» GIVEN INSTRUCTION
Which lines below hold the word "archive"? Report each one.

» SUPPLIED MATERIAL
* * *

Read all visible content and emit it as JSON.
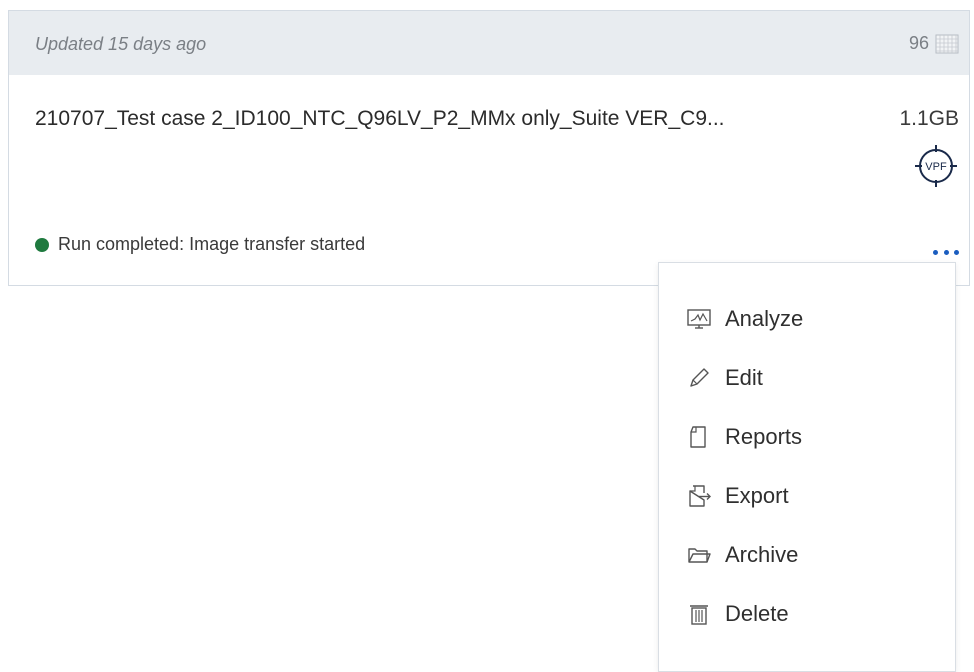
{
  "card": {
    "updated": "Updated 15 days ago",
    "well_count": "96",
    "run_name": "210707_Test case 2_ID100_NTC_Q96LV_P2_MMx only_Suite VER_C9...",
    "size": "1.1GB",
    "vpf_badge": "VPF",
    "status_text": "Run completed: Image transfer started",
    "status_color": "#1f7a3f"
  },
  "menu": {
    "analyze": "Analyze",
    "edit": "Edit",
    "reports": "Reports",
    "export": "Export",
    "archive": "Archive",
    "delete": "Delete"
  },
  "icons": {
    "plate": "plate-grid-icon",
    "vpf": "vpf-crosshair-icon",
    "more": "more-dots-icon",
    "analyze": "monitor-chart-icon",
    "edit": "pencil-icon",
    "reports": "document-icon",
    "export": "export-icon",
    "archive": "folder-icon",
    "delete": "trash-icon"
  },
  "colors": {
    "header_bg": "#e8ecf0",
    "accent": "#1b5dbf",
    "border": "#d4dbe3"
  }
}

* * *

» ANSWER BELOW
    "archive": "Archive",
    "archive": "folder-icon",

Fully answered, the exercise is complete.